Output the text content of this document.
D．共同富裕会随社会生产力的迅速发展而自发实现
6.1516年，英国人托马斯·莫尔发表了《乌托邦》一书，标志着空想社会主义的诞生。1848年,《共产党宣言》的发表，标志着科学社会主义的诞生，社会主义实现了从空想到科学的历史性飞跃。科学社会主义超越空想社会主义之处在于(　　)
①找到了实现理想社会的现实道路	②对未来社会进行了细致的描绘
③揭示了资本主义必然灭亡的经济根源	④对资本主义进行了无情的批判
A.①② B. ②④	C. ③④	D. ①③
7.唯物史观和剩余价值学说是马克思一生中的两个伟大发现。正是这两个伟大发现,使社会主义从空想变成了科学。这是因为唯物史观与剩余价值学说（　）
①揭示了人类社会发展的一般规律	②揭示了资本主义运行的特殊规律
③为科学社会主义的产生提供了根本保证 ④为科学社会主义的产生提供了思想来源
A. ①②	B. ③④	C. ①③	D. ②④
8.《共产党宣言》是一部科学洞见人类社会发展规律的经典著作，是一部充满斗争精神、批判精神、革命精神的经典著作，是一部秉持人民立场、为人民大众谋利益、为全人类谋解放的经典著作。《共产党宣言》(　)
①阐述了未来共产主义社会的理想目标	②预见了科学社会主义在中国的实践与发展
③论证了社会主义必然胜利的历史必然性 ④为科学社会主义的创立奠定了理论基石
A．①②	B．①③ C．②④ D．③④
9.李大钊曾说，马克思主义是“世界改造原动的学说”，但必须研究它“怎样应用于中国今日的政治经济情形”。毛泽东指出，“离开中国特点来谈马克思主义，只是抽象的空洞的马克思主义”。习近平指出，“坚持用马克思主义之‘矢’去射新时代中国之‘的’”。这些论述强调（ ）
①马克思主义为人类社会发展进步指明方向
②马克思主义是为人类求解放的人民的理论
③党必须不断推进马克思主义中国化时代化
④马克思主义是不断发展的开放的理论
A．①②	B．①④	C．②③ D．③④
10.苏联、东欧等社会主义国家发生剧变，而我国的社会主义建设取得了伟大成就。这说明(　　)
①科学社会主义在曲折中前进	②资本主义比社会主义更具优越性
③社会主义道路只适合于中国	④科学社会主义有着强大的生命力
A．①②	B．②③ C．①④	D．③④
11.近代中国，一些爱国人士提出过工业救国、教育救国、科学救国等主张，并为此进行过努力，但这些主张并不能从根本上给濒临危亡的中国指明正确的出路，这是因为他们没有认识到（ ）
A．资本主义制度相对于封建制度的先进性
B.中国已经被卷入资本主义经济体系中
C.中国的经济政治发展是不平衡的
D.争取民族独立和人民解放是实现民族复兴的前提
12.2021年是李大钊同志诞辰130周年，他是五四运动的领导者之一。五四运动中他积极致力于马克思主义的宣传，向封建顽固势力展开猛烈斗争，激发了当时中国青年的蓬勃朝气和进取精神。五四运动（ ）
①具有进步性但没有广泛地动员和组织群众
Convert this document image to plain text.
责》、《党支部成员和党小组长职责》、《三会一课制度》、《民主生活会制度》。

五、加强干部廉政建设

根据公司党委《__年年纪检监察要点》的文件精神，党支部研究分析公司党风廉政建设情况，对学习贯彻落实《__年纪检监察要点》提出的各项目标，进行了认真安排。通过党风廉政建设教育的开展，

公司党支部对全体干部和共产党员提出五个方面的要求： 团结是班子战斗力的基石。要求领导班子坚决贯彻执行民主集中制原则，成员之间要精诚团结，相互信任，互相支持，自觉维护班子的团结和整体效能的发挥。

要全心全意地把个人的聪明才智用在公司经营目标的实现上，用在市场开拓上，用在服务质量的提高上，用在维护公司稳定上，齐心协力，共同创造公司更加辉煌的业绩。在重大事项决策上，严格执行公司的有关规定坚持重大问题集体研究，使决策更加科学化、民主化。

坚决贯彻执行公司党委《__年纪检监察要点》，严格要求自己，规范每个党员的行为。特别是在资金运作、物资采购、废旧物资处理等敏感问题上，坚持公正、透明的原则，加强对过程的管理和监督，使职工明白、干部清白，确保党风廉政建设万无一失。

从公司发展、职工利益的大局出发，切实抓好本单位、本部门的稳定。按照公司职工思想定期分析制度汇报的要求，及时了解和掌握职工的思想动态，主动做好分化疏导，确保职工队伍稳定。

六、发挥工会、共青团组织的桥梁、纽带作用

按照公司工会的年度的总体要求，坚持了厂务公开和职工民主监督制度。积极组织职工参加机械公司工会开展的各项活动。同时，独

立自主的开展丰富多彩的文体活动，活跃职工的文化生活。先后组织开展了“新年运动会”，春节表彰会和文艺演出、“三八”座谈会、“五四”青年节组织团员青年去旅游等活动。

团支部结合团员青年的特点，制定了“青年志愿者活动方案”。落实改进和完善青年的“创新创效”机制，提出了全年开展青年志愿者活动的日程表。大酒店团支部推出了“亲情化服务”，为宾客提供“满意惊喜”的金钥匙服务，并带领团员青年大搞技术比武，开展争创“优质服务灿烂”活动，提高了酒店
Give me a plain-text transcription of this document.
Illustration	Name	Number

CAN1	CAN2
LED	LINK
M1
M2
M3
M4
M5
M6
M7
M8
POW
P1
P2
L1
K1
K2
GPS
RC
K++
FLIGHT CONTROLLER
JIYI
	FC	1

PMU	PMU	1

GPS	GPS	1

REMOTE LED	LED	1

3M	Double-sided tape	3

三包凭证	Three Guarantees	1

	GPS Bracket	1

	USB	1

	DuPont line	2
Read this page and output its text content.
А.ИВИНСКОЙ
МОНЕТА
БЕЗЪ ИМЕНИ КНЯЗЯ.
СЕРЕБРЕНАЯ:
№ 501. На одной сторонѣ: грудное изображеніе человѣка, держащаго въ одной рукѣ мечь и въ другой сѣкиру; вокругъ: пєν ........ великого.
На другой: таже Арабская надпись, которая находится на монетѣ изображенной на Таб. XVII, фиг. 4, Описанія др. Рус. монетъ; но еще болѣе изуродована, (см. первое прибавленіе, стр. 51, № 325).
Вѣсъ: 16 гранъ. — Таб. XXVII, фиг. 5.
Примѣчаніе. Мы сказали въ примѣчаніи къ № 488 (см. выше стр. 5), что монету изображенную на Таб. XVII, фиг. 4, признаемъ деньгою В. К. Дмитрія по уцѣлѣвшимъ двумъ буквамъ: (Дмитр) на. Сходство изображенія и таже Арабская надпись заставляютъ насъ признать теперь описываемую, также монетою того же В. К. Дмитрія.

WHAT YOU WILL DO ▸ Each record above should be restated word for word.

ANSWER FOR THIS EXERCISE ▸
Output the text content of this document.
D．共同富裕会随社会生产力的迅速发展而自发实现
6.1516年，英国人托马斯·莫尔发表了《乌托邦》一书，标志着空想社会主义的诞生。1848年,《共产党宣言》的发表，标志着科学社会主义的诞生，社会主义实现了从空想到科学的历史性飞跃。科学社会主义超越空想社会主义之处在于(　　)
①找到了实现理想社会的现实道路	②对未来社会进行了细致的描绘
③揭示了资本主义必然灭亡的经济根源	④对资本主义进行了无情的批判
A.①② B. ②④	C. ③④	D. ①③
7.唯物史观和剩余价值学说是马克思一生中的两个伟大发现。正是这两个伟大发现,使社会主义从空想变成了科学。这是因为唯物史观与剩余价值学说（　）
①揭示了人类社会发展的一般规律	②揭示了资本主义运行的特殊规律
③为科学社会主义的产生提供了根本保证 ④为科学社会主义的产生提供了思想来源
A. ①②	B. ③④	C. ①③	D. ②④
8.《共产党宣言》是一部科学洞见人类社会发展规律的经典著作，是一部充满斗争精神、批判精神、革命精神的经典著作，是一部秉持人民立场、为人民大众谋利益、为全人类谋解放的经典著作。《共产党宣言》(　)
①阐述了未来共产主义社会的理想目标	②预见了科学社会主义在中国的实践与发展
③论证了社会主义必然胜利的历史必然性 ④为科学社会主义的创立奠定了理论基石
A．①②	B．①③ C．②④ D．③④
9.李大钊曾说，马克思主义是“世界改造原动的学说”，但必须研究它“怎样应用于中国今日的政治经济情形”。毛泽东指出，“离开中国特点来谈马克思主义，只是抽象的空洞的马克思主义”。习近平指出，“坚持用马克思主义之‘矢’去射新时代中国之‘的’”。这些论述强调（ ）
①马克思主义为人类社会发展进步指明方向
②马克思主义是为人类求解放的人民的理论
③党必须不断推进马克思主义中国化时代化
④马克思主义是不断发展的开放的理论
A．①②	B．①④	C．②③ D．③④
10.苏联、东欧等社会主义国家发生剧变，而我国的社会主义建设取得了伟大成就。这说明(　　)
①科学社会主义在曲折中前进	②资本主义比社会主义更具优越性
③社会主义道路只适合于中国	④科学社会主义有着强大的生命力
A．①②	B．②③ C．①④	D．③④
11.近代中国，一些爱国人士提出过工业救国、教育救国、科学救国等主张，并为此进行过努力，但这些主张并不能从根本上给濒临危亡的中国指明正确的出路，这是因为他们没有认识到（ ）
A．资本主义制度相对于封建制度的先进性
B.中国已经被卷入资本主义经济体系中
C.中国的经济政治发展是不平衡的
D.争取民族独立和人民解放是实现民族复兴的前提
12.2021年是李大钊同志诞辰130周年，他是五四运动的领导者之一。五四运动中他积极致力于马克思主义的宣传，向封建顽固势力展开猛烈斗争，激发了当时中国青年的蓬勃朝气和进取精神。五四运动（ ）
①具有进步性但没有广泛地动员和组织群众
Convert this document image to plain text.
责》、《党支部成员和党小组长职责》、《三会一课制度》、《民主生活会制度》。

五、加强干部廉政建设

根据公司党委《__年年纪检监察要点》的文件精神，党支部研究分析公司党风廉政建设情况，对学习贯彻落实《__年纪检监察要点》提出的各项目标，进行了认真安排。通过党风廉政建设教育的开展，

公司党支部对全体干部和共产党员提出五个方面的要求： 团结是班子战斗力的基石。要求领导班子坚决贯彻执行民主集中制原则，成员之间要精诚团结，相互信任，互相支持，自觉维护班子的团结和整体效能的发挥。

要全心全意地把个人的聪明才智用在公司经营目标的实现上，用在市场开拓上，用在服务质量的提高上，用在维护公司稳定上，齐心协力，共同创造公司更加辉煌的业绩。在重大事项决策上，严格执行公司的有关规定坚持重大问题集体研究，使决策更加科学化、民主化。

坚决贯彻执行公司党委《__年纪检监察要点》，严格要求自己，规范每个党员的行为。特别是在资金运作、物资采购、废旧物资处理等敏感问题上，坚持公正、透明的原则，加强对过程的管理和监督，使职工明白、干部清白，确保党风廉政建设万无一失。

从公司发展、职工利益的大局出发，切实抓好本单位、本部门的稳定。按照公司职工思想定期分析制度汇报的要求，及时了解和掌握职工的思想动态，主动做好分化疏导，确保职工队伍稳定。

六、发挥工会、共青团组织的桥梁、纽带作用

按照公司工会的年度的总体要求，坚持了厂务公开和职工民主监督制度。积极组织职工参加机械公司工会开展的各项活动。同时，独

立自主的开展丰富多彩的文体活动，活跃职工的文化生活。先后组织开展了“新年运动会”，春节表彰会和文艺演出、“三八”座谈会、“五四”青年节组织团员青年去旅游等活动。

团支部结合团员青年的特点，制定了“青年志愿者活动方案”。落实改进和完善青年的“创新创效”机制，提出了全年开展青年志愿者活动的日程表。大酒店团支部推出了“亲情化服务”，为宾客提供“满意惊喜”的金钥匙服务，并带领团员青年大搞技术比武，开展争创“优质服务灿烂”活动，提高了酒店
Give me a plain-text transcription of this document.
Illustration	Name	Number

CAN1	CAN2
LED	LINK
M1
M2
M3
M4
M5
M6
M7
M8
POW
P1
P2
L1
K1
K2
GPS
RC
K++
FLIGHT CONTROLLER
JIYI
	FC	1

PMU	PMU	1

GPS	GPS	1

REMOTE LED	LED	1

3M	Double-sided tape	3

三包凭证	Three Guarantees	1

	GPS Bracket	1

	USB	1

	DuPont line	2
Read this page and output its text content.
А.ИВИНСКОЙ
МОНЕТА
БЕЗЪ ИМЕНИ КНЯЗЯ.
СЕРЕБРЕНАЯ:
№ 501. На одной сторонѣ: грудное изображеніе человѣка, держащаго въ одной рукѣ мечь и въ другой сѣкиру; вокругъ: пєν ........ великого.
На другой: таже Арабская надпись, которая находится на монетѣ изображенной на Таб. XVII, фиг. 4, Описанія др. Рус. монетъ; но еще болѣе изуродована, (см. первое прибавленіе, стр. 51, № 325).
Вѣсъ: 16 гранъ. — Таб. XXVII, фиг. 5.
Примѣчаніе. Мы сказали въ примѣчаніи къ № 488 (см. выше стр. 5), что монету изображенную на Таб. XVII, фиг. 4, признаемъ деньгою В. К. Дмитрія по уцѣлѣвшимъ двумъ буквамъ: (Дмитр) на. Сходство изображенія и таже Арабская надпись заставляютъ насъ признать теперь описываемую, также монетою того же В. К. Дмитрія.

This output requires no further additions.